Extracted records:
====

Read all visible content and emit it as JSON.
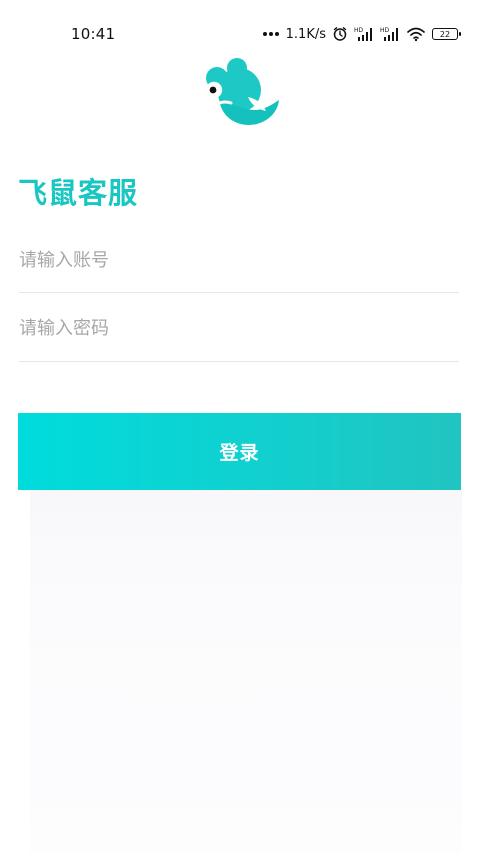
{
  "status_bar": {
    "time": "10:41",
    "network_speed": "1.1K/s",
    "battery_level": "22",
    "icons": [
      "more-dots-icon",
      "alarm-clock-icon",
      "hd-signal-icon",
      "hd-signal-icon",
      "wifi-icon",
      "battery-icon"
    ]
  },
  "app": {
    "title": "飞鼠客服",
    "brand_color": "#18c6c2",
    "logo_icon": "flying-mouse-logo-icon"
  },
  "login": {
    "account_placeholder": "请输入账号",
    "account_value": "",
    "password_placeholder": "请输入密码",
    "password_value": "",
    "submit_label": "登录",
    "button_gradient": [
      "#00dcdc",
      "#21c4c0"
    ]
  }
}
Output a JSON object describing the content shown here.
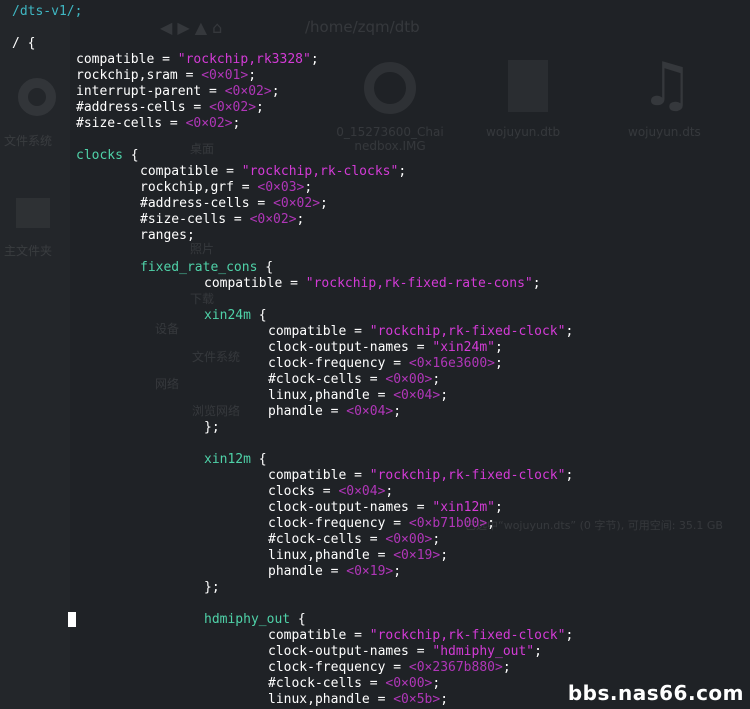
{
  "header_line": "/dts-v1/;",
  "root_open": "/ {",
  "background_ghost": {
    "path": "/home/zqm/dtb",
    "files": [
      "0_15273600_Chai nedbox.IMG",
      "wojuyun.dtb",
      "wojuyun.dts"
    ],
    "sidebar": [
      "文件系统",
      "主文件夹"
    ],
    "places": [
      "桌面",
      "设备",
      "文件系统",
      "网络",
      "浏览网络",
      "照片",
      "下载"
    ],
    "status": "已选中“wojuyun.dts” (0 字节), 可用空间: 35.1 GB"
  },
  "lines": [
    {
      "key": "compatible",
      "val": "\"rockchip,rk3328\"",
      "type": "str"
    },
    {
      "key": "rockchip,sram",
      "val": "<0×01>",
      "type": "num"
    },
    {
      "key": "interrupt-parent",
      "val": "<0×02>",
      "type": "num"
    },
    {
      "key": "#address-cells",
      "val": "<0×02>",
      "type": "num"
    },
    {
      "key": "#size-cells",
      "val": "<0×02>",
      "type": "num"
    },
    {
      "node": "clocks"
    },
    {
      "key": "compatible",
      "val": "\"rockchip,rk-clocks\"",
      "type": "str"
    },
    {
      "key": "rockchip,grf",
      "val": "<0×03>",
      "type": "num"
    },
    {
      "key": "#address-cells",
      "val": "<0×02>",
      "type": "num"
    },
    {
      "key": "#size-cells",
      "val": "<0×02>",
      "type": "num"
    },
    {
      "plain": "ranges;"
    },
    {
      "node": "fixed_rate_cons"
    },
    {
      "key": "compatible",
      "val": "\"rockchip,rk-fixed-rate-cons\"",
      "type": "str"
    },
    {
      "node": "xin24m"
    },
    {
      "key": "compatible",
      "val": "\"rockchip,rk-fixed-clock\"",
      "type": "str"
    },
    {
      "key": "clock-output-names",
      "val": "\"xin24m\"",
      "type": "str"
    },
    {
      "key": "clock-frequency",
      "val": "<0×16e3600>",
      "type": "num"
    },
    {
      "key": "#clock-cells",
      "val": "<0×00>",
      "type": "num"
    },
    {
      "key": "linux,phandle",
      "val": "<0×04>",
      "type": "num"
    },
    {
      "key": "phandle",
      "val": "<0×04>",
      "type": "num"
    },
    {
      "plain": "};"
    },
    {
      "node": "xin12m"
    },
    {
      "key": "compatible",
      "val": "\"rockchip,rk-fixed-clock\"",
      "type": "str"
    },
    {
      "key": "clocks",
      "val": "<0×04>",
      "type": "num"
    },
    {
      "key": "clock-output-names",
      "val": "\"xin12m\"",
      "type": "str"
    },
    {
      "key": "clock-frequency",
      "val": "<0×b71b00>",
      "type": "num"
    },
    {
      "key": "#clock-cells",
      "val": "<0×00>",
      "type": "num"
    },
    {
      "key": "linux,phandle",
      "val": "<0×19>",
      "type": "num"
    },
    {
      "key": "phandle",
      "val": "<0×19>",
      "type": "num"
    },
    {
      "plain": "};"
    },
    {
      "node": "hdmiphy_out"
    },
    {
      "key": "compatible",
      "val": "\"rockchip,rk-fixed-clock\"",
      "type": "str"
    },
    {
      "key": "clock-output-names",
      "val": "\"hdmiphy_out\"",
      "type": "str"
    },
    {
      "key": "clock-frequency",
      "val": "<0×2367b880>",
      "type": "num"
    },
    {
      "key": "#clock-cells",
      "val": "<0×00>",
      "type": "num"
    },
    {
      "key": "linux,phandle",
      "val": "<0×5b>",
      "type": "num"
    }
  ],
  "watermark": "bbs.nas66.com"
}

====

→ WRITTEN REQUEST: Extract the entries in full, exactly as they are, minus the pictures.

→ WRITTEN RESPONSE:
Read all visible content and emit it as JSON.
{
  "status_bar": {
    "time": "10:41",
    "network_speed": "1.1K/s",
    "battery_level": "22",
    "icons": [
      "more-dots-icon",
      "alarm-clock-icon",
      "hd-signal-icon",
      "hd-signal-icon",
      "wifi-icon",
      "battery-icon"
    ]
  },
  "app": {
    "title": "飞鼠客服",
    "brand_color": "#18c6c2",
    "logo_icon": "flying-mouse-logo-icon"
  },
  "login": {
    "account_placeholder": "请输入账号",
    "account_value": "",
    "password_placeholder": "请输入密码",
    "password_value": "",
    "submit_label": "登录",
    "button_gradient": [
      "#00dcdc",
      "#21c4c0"
    ]
  }
}
Output a JSON object describing the content shown here.
{
  "header_line": "/dts-v1/;",
  "root_open": "/ {",
  "background_ghost": {
    "path": "/home/zqm/dtb",
    "files": [
      "0_15273600_Chai nedbox.IMG",
      "wojuyun.dtb",
      "wojuyun.dts"
    ],
    "sidebar": [
      "文件系统",
      "主文件夹"
    ],
    "places": [
      "桌面",
      "设备",
      "文件系统",
      "网络",
      "浏览网络",
      "照片",
      "下载"
    ],
    "status": "已选中“wojuyun.dts” (0 字节), 可用空间: 35.1 GB"
  },
  "lines": [
    {
      "key": "compatible",
      "val": "\"rockchip,rk3328\"",
      "type": "str"
    },
    {
      "key": "rockchip,sram",
      "val": "<0×01>",
      "type": "num"
    },
    {
      "key": "interrupt-parent",
      "val": "<0×02>",
      "type": "num"
    },
    {
      "key": "#address-cells",
      "val": "<0×02>",
      "type": "num"
    },
    {
      "key": "#size-cells",
      "val": "<0×02>",
      "type": "num"
    },
    {
      "node": "clocks"
    },
    {
      "key": "compatible",
      "val": "\"rockchip,rk-clocks\"",
      "type": "str"
    },
    {
      "key": "rockchip,grf",
      "val": "<0×03>",
      "type": "num"
    },
    {
      "key": "#address-cells",
      "val": "<0×02>",
      "type": "num"
    },
    {
      "key": "#size-cells",
      "val": "<0×02>",
      "type": "num"
    },
    {
      "plain": "ranges;"
    },
    {
      "node": "fixed_rate_cons"
    },
    {
      "key": "compatible",
      "val": "\"rockchip,rk-fixed-rate-cons\"",
      "type": "str"
    },
    {
      "node": "xin24m"
    },
    {
      "key": "compatible",
      "val": "\"rockchip,rk-fixed-clock\"",
      "type": "str"
    },
    {
      "key": "clock-output-names",
      "val": "\"xin24m\"",
      "type": "str"
    },
    {
      "key": "clock-frequency",
      "val": "<0×16e3600>",
      "type": "num"
    },
    {
      "key": "#clock-cells",
      "val": "<0×00>",
      "type": "num"
    },
    {
      "key": "linux,phandle",
      "val": "<0×04>",
      "type": "num"
    },
    {
      "key": "phandle",
      "val": "<0×04>",
      "type": "num"
    },
    {
      "plain": "};"
    },
    {
      "node": "xin12m"
    },
    {
      "key": "compatible",
      "val": "\"rockchip,rk-fixed-clock\"",
      "type": "str"
    },
    {
      "key": "clocks",
      "val": "<0×04>",
      "type": "num"
    },
    {
      "key": "clock-output-names",
      "val": "\"xin12m\"",
      "type": "str"
    },
    {
      "key": "clock-frequency",
      "val": "<0×b71b00>",
      "type": "num"
    },
    {
      "key": "#clock-cells",
      "val": "<0×00>",
      "type": "num"
    },
    {
      "key": "linux,phandle",
      "val": "<0×19>",
      "type": "num"
    },
    {
      "key": "phandle",
      "val": "<0×19>",
      "type": "num"
    },
    {
      "plain": "};"
    },
    {
      "node": "hdmiphy_out"
    },
    {
      "key": "compatible",
      "val": "\"rockchip,rk-fixed-clock\"",
      "type": "str"
    },
    {
      "key": "clock-output-names",
      "val": "\"hdmiphy_out\"",
      "type": "str"
    },
    {
      "key": "clock-frequency",
      "val": "<0×2367b880>",
      "type": "num"
    },
    {
      "key": "#clock-cells",
      "val": "<0×00>",
      "type": "num"
    },
    {
      "key": "linux,phandle",
      "val": "<0×5b>",
      "type": "num"
    }
  ],
  "watermark": "bbs.nas66.com"
}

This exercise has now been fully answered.